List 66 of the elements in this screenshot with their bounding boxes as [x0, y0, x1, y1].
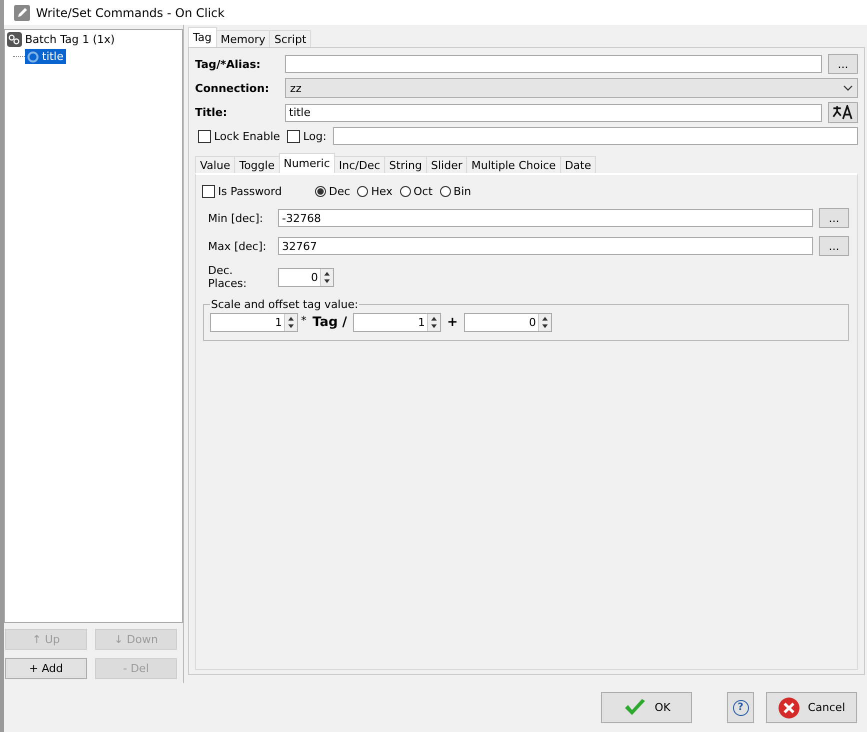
circle-icon [27, 50, 39, 62]
tab[interactable]: Multiple Choice [466, 156, 561, 173]
tab[interactable]: Value [195, 156, 236, 173]
checkbox[interactable] [198, 130, 211, 142]
operator: * [301, 314, 306, 327]
tab[interactable]: Date [560, 156, 596, 173]
checkbox[interactable] [287, 130, 300, 142]
browse-button[interactable]: ... [819, 208, 849, 228]
browse-button[interactable]: ... [828, 54, 858, 74]
translate-icon [832, 105, 854, 120]
radio-button[interactable] [357, 186, 368, 197]
cancel-button[interactable]: Cancel [766, 692, 857, 723]
tab[interactable]: Numeric [278, 153, 335, 173]
tab[interactable]: Toggle [234, 156, 280, 173]
tab[interactable]: Inc/Dec [334, 156, 386, 173]
field-label: Dec. Places: [208, 264, 248, 290]
tab[interactable]: Memory [216, 30, 270, 47]
browse-button[interactable]: ... [819, 236, 849, 256]
close-icon [778, 696, 800, 718]
checkbox-label: Lock Enable [214, 130, 280, 142]
checkbox-label: Is Password [218, 185, 282, 198]
field-label: Max [dec]: [208, 240, 268, 252]
checkbox-label: Log: [303, 130, 326, 142]
checkmark-icon [622, 698, 647, 718]
tag-group-icon [7, 32, 22, 47]
help-button[interactable]: ? [727, 692, 754, 723]
field-label: Tag/*Alias: [195, 58, 262, 70]
tree-item[interactable]: title [25, 49, 66, 64]
radio-button[interactable] [314, 186, 326, 197]
field-label: Title: [195, 106, 228, 119]
tag-alias-field[interactable] [285, 55, 822, 73]
field-label: Connection: [195, 82, 270, 94]
checkbox[interactable] [202, 185, 215, 198]
log-field[interactable] [333, 127, 858, 145]
tab[interactable]: Script [269, 30, 312, 47]
tab[interactable]: Tag [188, 27, 217, 47]
group-title: Scale and offset tag value: [210, 298, 360, 311]
spin-arrows-icon [538, 314, 551, 331]
radio-label: Dec [328, 185, 350, 198]
spin-arrows-icon [320, 268, 333, 286]
list-button[interactable]: + Add [5, 658, 87, 679]
radio-label: Bin [454, 185, 472, 198]
value-field[interactable]: 32767 [278, 237, 813, 255]
spin-arrows-icon [427, 314, 440, 331]
ok-button[interactable]: OK [601, 692, 692, 723]
window-title: Write/Set Commands - On Click [36, 6, 225, 20]
pencil-icon [14, 4, 30, 20]
tag-label: Tag / [312, 315, 348, 330]
radio-button[interactable] [440, 186, 451, 197]
operator: + [447, 315, 458, 330]
tab[interactable]: String [384, 156, 427, 173]
spin-field[interactable]: 0 [464, 313, 552, 332]
spin-field[interactable]: 0 [278, 268, 334, 286]
spin-field[interactable]: 1 [353, 313, 442, 332]
translate-button[interactable] [828, 102, 858, 123]
chevron-down-icon [843, 85, 853, 91]
title-field[interactable]: title [285, 104, 822, 122]
value-field[interactable]: -32768 [278, 209, 813, 227]
radio-label: Oct [414, 185, 433, 198]
spin-field[interactable]: 1 [210, 313, 298, 332]
spin-arrows-icon [284, 314, 297, 331]
connection-dropdown[interactable]: zz [285, 78, 858, 98]
radio-button[interactable] [400, 186, 411, 197]
field-label: Min [dec]: [208, 212, 264, 224]
tree-item[interactable]: Batch Tag 1 (1x) [25, 33, 115, 46]
radio-label: Hex [371, 185, 393, 198]
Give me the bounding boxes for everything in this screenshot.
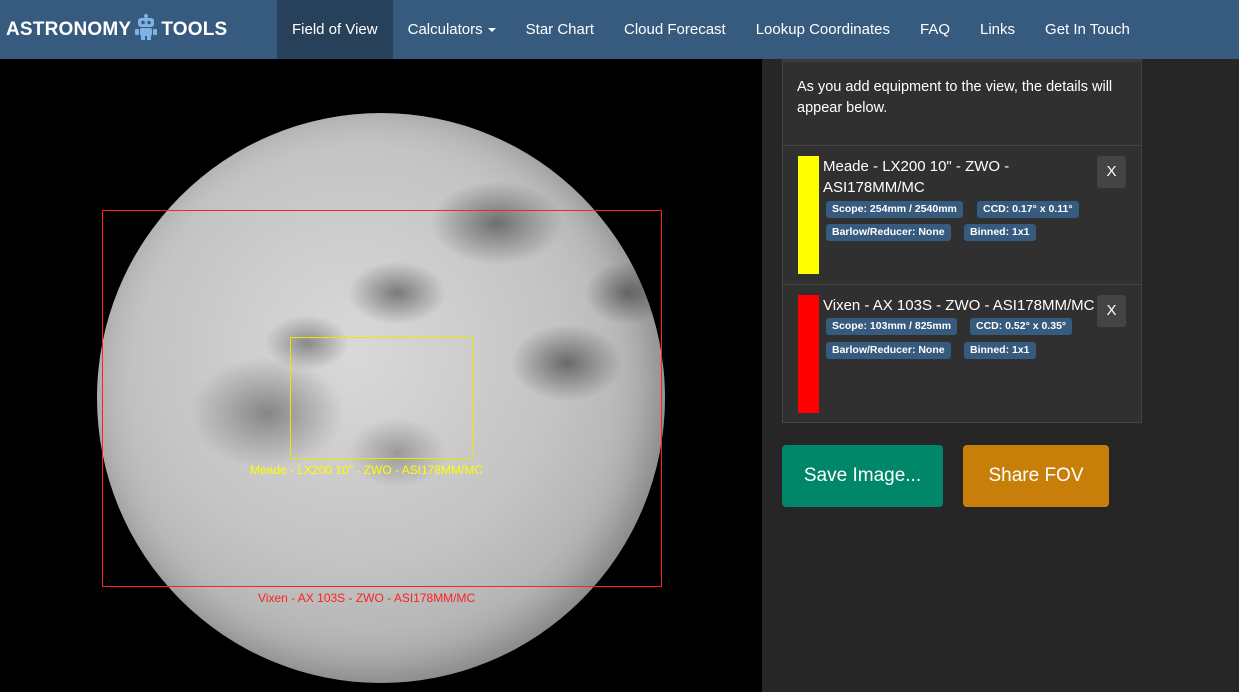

*-*-*

Short task —
Copy all the records above line for line, leaving out the pictures.

The result —
List 66 of the elements in this screenshot with their bounding boxes as [x0, y0, x1, y1].
circle-icon [27, 50, 39, 62]
tab[interactable]: Multiple Choice [466, 156, 561, 173]
tab[interactable]: Value [195, 156, 236, 173]
checkbox[interactable] [198, 130, 211, 142]
operator: * [301, 314, 306, 327]
tab[interactable]: Date [560, 156, 596, 173]
checkbox[interactable] [287, 130, 300, 142]
browse-button[interactable]: ... [819, 208, 849, 228]
browse-button[interactable]: ... [828, 54, 858, 74]
translate-icon [832, 105, 854, 120]
radio-button[interactable] [357, 186, 368, 197]
cancel-button[interactable]: Cancel [766, 692, 857, 723]
tab[interactable]: Numeric [278, 153, 335, 173]
tab[interactable]: Toggle [234, 156, 280, 173]
tab[interactable]: Inc/Dec [334, 156, 386, 173]
field-label: Dec. Places: [208, 264, 248, 290]
tab[interactable]: Memory [216, 30, 270, 47]
browse-button[interactable]: ... [819, 236, 849, 256]
close-icon [778, 696, 800, 718]
checkbox-label: Lock Enable [214, 130, 280, 142]
checkbox-label: Is Password [218, 185, 282, 198]
field-label: Max [dec]: [208, 240, 268, 252]
checkbox-label: Log: [303, 130, 326, 142]
checkmark-icon [622, 698, 647, 718]
tag-group-icon [7, 32, 22, 47]
help-button[interactable]: ? [727, 692, 754, 723]
field-label: Tag/*Alias: [195, 58, 262, 70]
tree-item[interactable]: title [25, 49, 66, 64]
radio-button[interactable] [314, 186, 326, 197]
field-label: Title: [195, 106, 228, 119]
tag-alias-field[interactable] [285, 55, 822, 73]
field-label: Connection: [195, 82, 270, 94]
checkbox[interactable] [202, 185, 215, 198]
log-field[interactable] [333, 127, 858, 145]
tab[interactable]: Script [269, 30, 312, 47]
tab[interactable]: Tag [188, 27, 217, 47]
group-title: Scale and offset tag value: [210, 298, 360, 311]
spin-arrows-icon [538, 314, 551, 331]
radio-label: Dec [328, 185, 350, 198]
spin-arrows-icon [320, 268, 333, 286]
list-button[interactable]: + Add [5, 658, 87, 679]
radio-label: Bin [454, 185, 472, 198]
value-field[interactable]: 32767 [278, 237, 813, 255]
spin-arrows-icon [427, 314, 440, 331]
ok-button[interactable]: OK [601, 692, 692, 723]
window-title: Write/Set Commands - On Click [36, 6, 225, 20]
pencil-icon [14, 4, 30, 20]
tag-label: Tag / [312, 315, 348, 330]
radio-button[interactable] [440, 186, 451, 197]
operator: + [447, 315, 458, 330]
tab[interactable]: String [384, 156, 427, 173]
spin-field[interactable]: 0 [464, 313, 552, 332]
spin-field[interactable]: 0 [278, 268, 334, 286]
spin-field[interactable]: 1 [353, 313, 442, 332]
translate-button[interactable] [828, 102, 858, 123]
chevron-down-icon [843, 85, 853, 91]
title-field[interactable]: title [285, 104, 822, 122]
value-field[interactable]: -32768 [278, 209, 813, 227]
radio-label: Oct [414, 185, 433, 198]
spin-field[interactable]: 1 [210, 313, 298, 332]
spin-arrows-icon [284, 314, 297, 331]
connection-dropdown[interactable]: zz [285, 78, 858, 98]
radio-button[interactable] [400, 186, 411, 197]
field-label: Min [dec]: [208, 212, 264, 224]
tree-item[interactable]: Batch Tag 1 (1x) [25, 33, 115, 46]
radio-label: Hex [371, 185, 393, 198]
Give me the bounding boxes for everything in this screenshot.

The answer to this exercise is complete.